■ **EXERCISE**
Copy out every line of the records below word for word, leaving out the pictures.

Stored data
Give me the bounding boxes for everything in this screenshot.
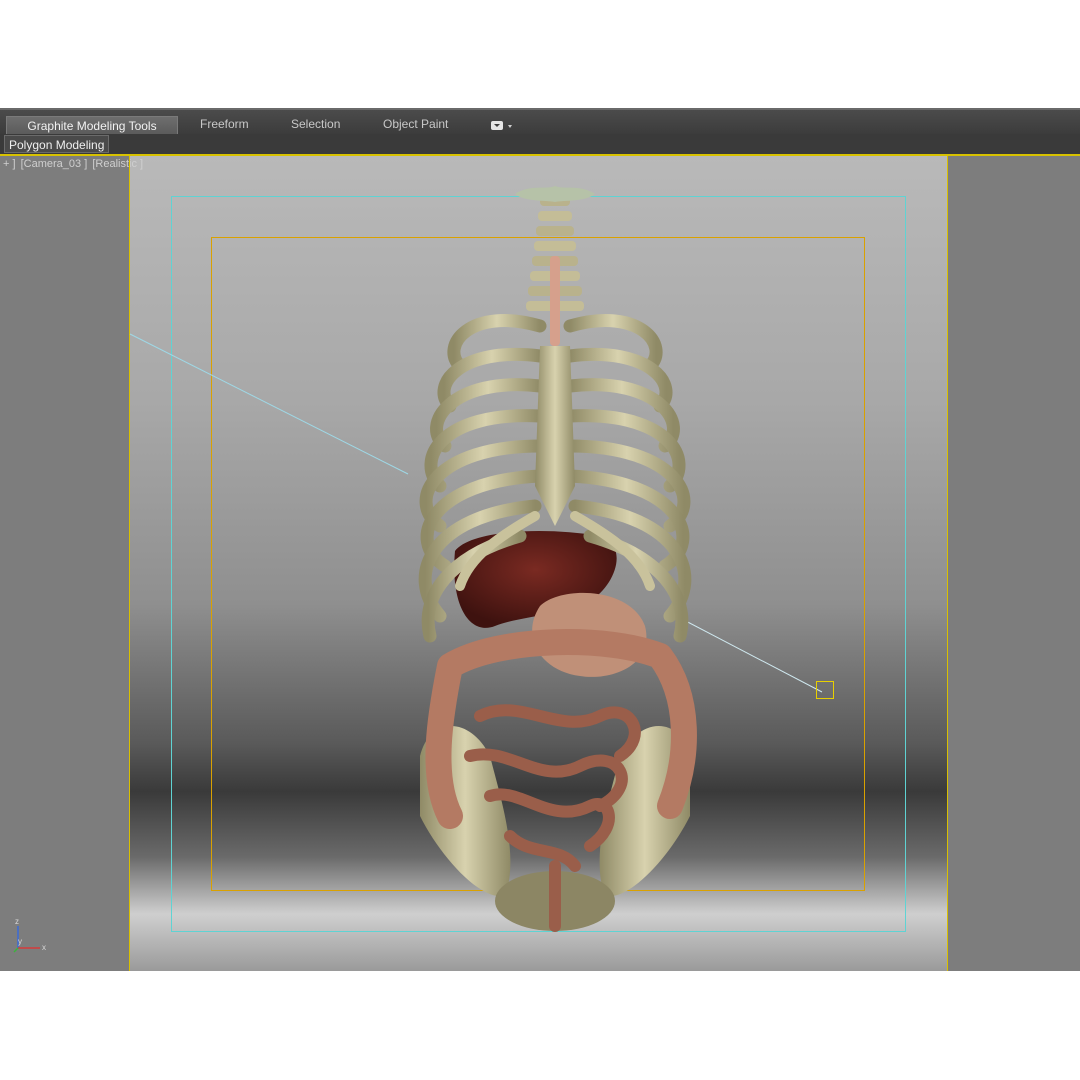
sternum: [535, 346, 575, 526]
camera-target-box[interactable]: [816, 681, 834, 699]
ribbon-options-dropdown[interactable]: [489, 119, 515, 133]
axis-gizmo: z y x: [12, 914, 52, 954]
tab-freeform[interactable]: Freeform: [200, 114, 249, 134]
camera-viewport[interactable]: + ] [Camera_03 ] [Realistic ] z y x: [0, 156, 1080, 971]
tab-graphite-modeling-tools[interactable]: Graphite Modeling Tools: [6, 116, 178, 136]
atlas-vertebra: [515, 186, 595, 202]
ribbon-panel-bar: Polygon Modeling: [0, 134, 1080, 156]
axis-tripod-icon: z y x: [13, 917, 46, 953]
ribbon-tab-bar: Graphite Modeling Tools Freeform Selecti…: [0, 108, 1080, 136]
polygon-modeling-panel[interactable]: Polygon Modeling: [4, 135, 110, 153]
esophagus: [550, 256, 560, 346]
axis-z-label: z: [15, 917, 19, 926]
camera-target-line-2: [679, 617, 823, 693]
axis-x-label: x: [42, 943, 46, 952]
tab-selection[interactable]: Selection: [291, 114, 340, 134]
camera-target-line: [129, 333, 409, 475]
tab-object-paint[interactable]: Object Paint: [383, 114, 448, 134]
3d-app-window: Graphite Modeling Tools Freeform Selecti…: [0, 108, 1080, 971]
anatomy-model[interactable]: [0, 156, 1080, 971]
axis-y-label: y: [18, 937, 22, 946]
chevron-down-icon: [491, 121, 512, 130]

■ **ANSWER BELOW**
Give me the bounding boxes for everything in this screenshot.
sternum: [535, 346, 575, 526]
camera-target-box[interactable]: [816, 681, 834, 699]
ribbon-options-dropdown[interactable]: [489, 119, 515, 133]
axis-gizmo: z y x: [12, 914, 52, 954]
tab-freeform[interactable]: Freeform: [200, 114, 249, 134]
camera-viewport[interactable]: + ] [Camera_03 ] [Realistic ] z y x: [0, 156, 1080, 971]
tab-graphite-modeling-tools[interactable]: Graphite Modeling Tools: [6, 116, 178, 136]
atlas-vertebra: [515, 186, 595, 202]
ribbon-panel-bar: Polygon Modeling: [0, 134, 1080, 156]
axis-tripod-icon: z y x: [13, 917, 46, 953]
ribbon-tab-bar: Graphite Modeling Tools Freeform Selecti…: [0, 108, 1080, 136]
polygon-modeling-panel[interactable]: Polygon Modeling: [4, 135, 110, 153]
esophagus: [550, 256, 560, 346]
axis-z-label: z: [15, 917, 19, 926]
camera-target-line-2: [679, 617, 823, 693]
axis-x-label: x: [42, 943, 46, 952]
tab-selection[interactable]: Selection: [291, 114, 340, 134]
camera-target-line: [129, 333, 409, 475]
tab-object-paint[interactable]: Object Paint: [383, 114, 448, 134]
3d-app-window: Graphite Modeling Tools Freeform Selecti…: [0, 108, 1080, 971]
anatomy-model[interactable]: [0, 156, 1080, 971]
axis-y-label: y: [18, 937, 22, 946]
chevron-down-icon: [491, 121, 512, 130]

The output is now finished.